┌─ MATERIAL
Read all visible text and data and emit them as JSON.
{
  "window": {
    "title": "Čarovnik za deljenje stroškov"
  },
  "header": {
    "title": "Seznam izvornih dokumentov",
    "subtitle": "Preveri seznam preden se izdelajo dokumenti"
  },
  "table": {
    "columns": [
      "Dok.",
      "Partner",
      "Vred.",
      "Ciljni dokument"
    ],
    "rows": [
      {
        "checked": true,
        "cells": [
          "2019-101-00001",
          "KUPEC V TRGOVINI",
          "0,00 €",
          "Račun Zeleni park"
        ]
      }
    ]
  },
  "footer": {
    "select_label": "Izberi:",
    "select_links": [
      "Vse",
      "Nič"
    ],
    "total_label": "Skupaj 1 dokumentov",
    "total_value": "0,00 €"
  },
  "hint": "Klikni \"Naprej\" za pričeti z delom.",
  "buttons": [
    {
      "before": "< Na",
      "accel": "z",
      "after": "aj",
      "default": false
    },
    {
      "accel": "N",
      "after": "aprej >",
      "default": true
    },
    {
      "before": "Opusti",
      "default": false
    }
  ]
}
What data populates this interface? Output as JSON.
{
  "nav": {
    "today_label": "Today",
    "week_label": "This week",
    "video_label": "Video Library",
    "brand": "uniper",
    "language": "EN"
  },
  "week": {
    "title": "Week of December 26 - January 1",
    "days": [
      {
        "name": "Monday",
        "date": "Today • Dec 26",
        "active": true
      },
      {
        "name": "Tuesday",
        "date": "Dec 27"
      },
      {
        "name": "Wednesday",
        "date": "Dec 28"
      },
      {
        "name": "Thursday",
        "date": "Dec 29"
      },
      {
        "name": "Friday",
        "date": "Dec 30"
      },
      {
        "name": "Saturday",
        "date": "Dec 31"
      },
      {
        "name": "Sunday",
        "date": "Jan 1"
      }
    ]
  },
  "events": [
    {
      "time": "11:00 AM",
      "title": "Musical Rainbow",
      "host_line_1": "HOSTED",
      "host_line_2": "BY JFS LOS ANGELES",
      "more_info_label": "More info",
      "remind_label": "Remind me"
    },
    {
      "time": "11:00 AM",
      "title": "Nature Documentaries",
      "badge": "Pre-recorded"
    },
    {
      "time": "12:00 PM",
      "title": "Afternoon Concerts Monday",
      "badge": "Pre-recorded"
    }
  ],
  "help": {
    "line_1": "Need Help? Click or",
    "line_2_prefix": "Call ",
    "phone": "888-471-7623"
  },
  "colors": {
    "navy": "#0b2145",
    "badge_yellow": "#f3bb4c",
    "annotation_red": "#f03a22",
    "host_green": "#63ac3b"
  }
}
└─
• [TASK DESCRIPTION] Repeat every line of the material exactly as given.

• [ANSWER TO THIS TASK]
Read all visible text and data and emit them as JSON.
{
  "window": {
    "title": "Čarovnik za deljenje stroškov"
  },
  "header": {
    "title": "Seznam izvornih dokumentov",
    "subtitle": "Preveri seznam preden se izdelajo dokumenti"
  },
  "table": {
    "columns": [
      "Dok.",
      "Partner",
      "Vred.",
      "Ciljni dokument"
    ],
    "rows": [
      {
        "checked": true,
        "cells": [
          "2019-101-00001",
          "KUPEC V TRGOVINI",
          "0,00 €",
          "Račun Zeleni park"
        ]
      }
    ]
  },
  "footer": {
    "select_label": "Izberi:",
    "select_links": [
      "Vse",
      "Nič"
    ],
    "total_label": "Skupaj 1 dokumentov",
    "total_value": "0,00 €"
  },
  "hint": "Klikni \"Naprej\" za pričeti z delom.",
  "buttons": [
    {
      "before": "< Na",
      "accel": "z",
      "after": "aj",
      "default": false
    },
    {
      "accel": "N",
      "after": "aprej >",
      "default": true
    },
    {
      "before": "Opusti",
      "default": false
    }
  ]
}
What data populates this interface? Output as JSON.
{
  "nav": {
    "today_label": "Today",
    "week_label": "This week",
    "video_label": "Video Library",
    "brand": "uniper",
    "language": "EN"
  },
  "week": {
    "title": "Week of December 26 - January 1",
    "days": [
      {
        "name": "Monday",
        "date": "Today • Dec 26",
        "active": true
      },
      {
        "name": "Tuesday",
        "date": "Dec 27"
      },
      {
        "name": "Wednesday",
        "date": "Dec 28"
      },
      {
        "name": "Thursday",
        "date": "Dec 29"
      },
      {
        "name": "Friday",
        "date": "Dec 30"
      },
      {
        "name": "Saturday",
        "date": "Dec 31"
      },
      {
        "name": "Sunday",
        "date": "Jan 1"
      }
    ]
  },
  "events": [
    {
      "time": "11:00 AM",
      "title": "Musical Rainbow",
      "host_line_1": "HOSTED",
      "host_line_2": "BY JFS LOS ANGELES",
      "more_info_label": "More info",
      "remind_label": "Remind me"
    },
    {
      "time": "11:00 AM",
      "title": "Nature Documentaries",
      "badge": "Pre-recorded"
    },
    {
      "time": "12:00 PM",
      "title": "Afternoon Concerts Monday",
      "badge": "Pre-recorded"
    }
  ],
  "help": {
    "line_1": "Need Help? Click or",
    "line_2_prefix": "Call ",
    "phone": "888-471-7623"
  },
  "colors": {
    "navy": "#0b2145",
    "badge_yellow": "#f3bb4c",
    "annotation_red": "#f03a22",
    "host_green": "#63ac3b"
  }
}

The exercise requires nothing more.